- Brief -
Pick out each line containing the string "ranges".

- Supplied material -
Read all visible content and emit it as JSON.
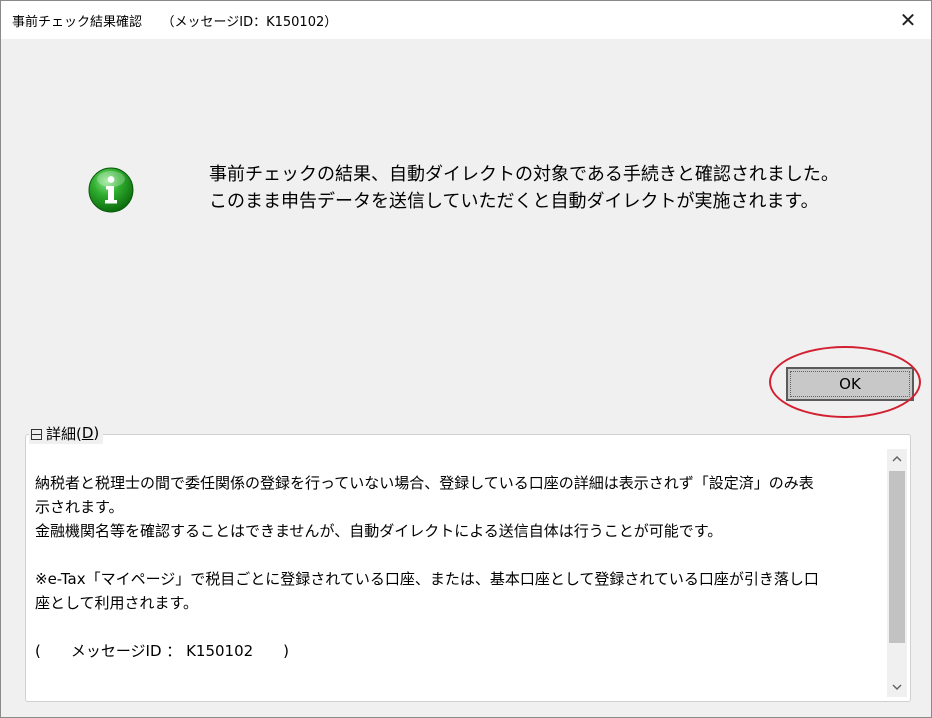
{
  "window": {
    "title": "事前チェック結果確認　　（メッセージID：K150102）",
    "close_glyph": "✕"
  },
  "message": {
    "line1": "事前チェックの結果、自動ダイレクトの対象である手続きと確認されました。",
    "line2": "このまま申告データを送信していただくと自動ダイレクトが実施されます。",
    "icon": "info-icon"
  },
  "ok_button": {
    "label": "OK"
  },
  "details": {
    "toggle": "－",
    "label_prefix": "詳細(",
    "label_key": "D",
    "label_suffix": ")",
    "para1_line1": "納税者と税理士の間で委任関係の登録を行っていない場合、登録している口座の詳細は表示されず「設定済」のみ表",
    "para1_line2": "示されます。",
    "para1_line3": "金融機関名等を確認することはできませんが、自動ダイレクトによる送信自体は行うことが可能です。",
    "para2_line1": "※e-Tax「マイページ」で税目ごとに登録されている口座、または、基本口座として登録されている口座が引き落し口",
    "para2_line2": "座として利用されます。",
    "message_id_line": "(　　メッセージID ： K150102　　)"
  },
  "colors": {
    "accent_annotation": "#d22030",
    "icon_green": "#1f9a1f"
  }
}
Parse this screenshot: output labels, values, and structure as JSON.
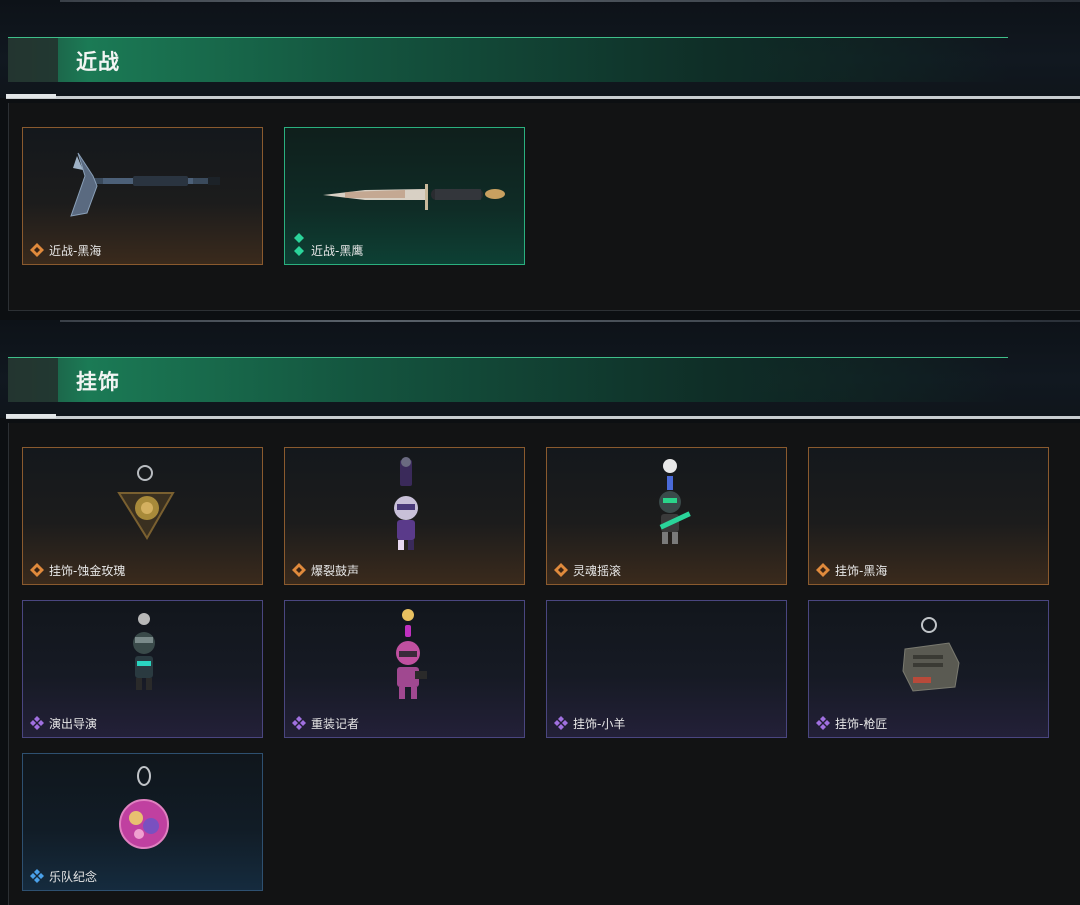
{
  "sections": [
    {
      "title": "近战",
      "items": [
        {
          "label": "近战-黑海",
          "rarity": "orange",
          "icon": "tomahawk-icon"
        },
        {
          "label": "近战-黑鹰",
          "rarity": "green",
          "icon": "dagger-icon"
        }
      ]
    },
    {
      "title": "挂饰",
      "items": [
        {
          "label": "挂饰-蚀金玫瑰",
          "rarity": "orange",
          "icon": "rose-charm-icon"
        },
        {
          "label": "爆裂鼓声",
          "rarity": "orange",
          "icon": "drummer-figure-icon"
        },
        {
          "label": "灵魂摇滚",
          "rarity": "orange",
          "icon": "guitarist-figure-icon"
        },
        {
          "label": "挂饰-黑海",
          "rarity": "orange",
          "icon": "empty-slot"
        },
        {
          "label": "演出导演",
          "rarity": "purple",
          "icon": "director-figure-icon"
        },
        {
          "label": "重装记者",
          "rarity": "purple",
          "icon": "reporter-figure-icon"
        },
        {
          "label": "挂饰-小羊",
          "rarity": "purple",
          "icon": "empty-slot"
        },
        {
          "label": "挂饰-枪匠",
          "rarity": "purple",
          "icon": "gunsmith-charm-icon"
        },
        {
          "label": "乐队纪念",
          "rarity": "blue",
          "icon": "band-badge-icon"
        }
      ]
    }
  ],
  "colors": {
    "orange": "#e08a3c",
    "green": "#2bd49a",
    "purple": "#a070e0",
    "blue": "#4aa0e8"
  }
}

* * *

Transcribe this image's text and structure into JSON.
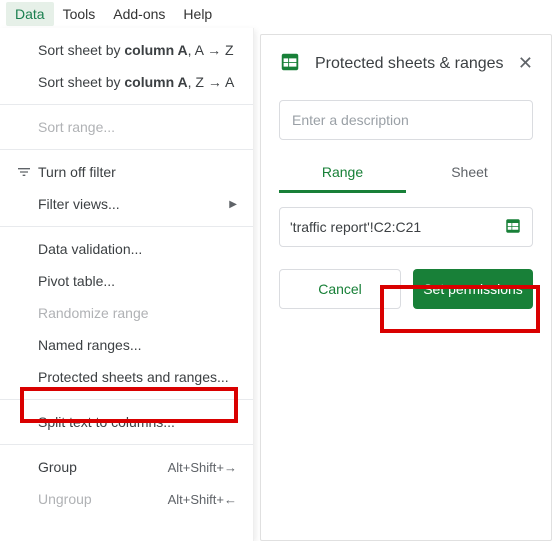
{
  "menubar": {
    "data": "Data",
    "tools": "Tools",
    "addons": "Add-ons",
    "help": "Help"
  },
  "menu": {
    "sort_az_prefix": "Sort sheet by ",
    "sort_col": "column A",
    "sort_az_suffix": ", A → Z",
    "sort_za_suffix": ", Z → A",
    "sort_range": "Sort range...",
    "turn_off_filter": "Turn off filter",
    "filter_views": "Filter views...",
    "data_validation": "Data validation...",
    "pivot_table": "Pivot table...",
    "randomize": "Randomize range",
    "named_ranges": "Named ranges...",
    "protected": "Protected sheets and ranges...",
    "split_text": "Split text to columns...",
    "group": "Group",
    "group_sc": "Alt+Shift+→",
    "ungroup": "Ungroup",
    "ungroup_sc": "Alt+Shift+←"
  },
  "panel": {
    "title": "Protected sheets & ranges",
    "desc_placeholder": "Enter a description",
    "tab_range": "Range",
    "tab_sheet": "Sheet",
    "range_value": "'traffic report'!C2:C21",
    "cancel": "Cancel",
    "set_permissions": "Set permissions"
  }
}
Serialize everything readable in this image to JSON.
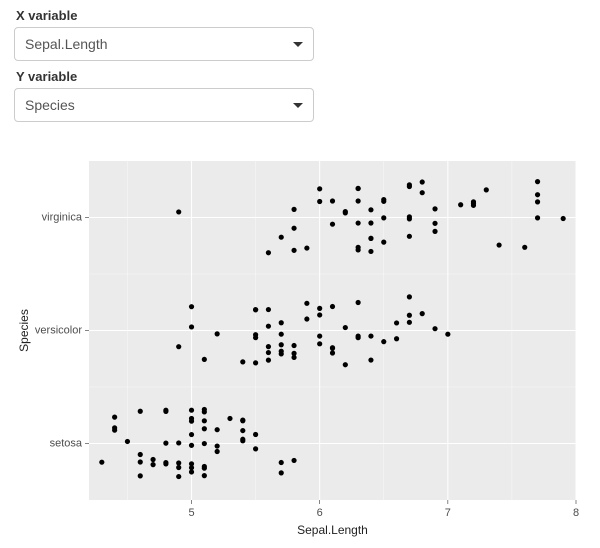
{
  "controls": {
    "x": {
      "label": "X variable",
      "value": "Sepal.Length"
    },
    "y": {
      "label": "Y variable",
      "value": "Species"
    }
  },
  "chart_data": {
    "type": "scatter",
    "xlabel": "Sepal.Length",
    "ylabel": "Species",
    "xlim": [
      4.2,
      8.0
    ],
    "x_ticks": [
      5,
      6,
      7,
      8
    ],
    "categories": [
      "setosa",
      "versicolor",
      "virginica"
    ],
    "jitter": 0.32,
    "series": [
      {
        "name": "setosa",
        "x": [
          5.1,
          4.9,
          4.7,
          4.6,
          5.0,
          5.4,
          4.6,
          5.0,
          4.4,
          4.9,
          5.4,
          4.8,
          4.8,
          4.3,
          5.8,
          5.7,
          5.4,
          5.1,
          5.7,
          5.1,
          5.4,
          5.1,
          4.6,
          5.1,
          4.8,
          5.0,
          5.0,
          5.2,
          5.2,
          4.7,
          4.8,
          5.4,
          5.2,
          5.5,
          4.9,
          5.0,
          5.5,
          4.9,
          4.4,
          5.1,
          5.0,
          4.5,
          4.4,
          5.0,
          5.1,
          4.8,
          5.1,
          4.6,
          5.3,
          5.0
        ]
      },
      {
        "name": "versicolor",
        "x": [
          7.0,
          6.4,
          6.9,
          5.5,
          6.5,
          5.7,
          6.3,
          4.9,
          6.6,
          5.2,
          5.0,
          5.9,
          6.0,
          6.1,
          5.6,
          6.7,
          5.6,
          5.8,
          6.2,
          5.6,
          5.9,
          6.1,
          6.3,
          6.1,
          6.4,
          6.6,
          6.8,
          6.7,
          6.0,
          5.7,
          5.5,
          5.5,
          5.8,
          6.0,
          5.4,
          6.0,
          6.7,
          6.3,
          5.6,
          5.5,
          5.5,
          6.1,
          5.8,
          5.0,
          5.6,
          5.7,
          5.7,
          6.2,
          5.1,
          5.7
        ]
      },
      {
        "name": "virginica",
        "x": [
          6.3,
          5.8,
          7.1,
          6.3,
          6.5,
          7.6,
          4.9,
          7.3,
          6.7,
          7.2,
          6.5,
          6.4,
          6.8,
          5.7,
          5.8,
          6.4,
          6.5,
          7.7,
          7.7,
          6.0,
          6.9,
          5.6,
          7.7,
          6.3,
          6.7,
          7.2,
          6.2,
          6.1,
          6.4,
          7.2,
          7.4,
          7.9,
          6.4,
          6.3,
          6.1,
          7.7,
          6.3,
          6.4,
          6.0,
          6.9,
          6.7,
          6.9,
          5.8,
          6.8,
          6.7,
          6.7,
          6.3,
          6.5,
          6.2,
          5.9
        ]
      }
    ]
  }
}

- Complete response -
    "named_ranges": "Named ranges...",
    "protected": "Protected sheets and ranges...",
    "title": "Protected sheets & ranges",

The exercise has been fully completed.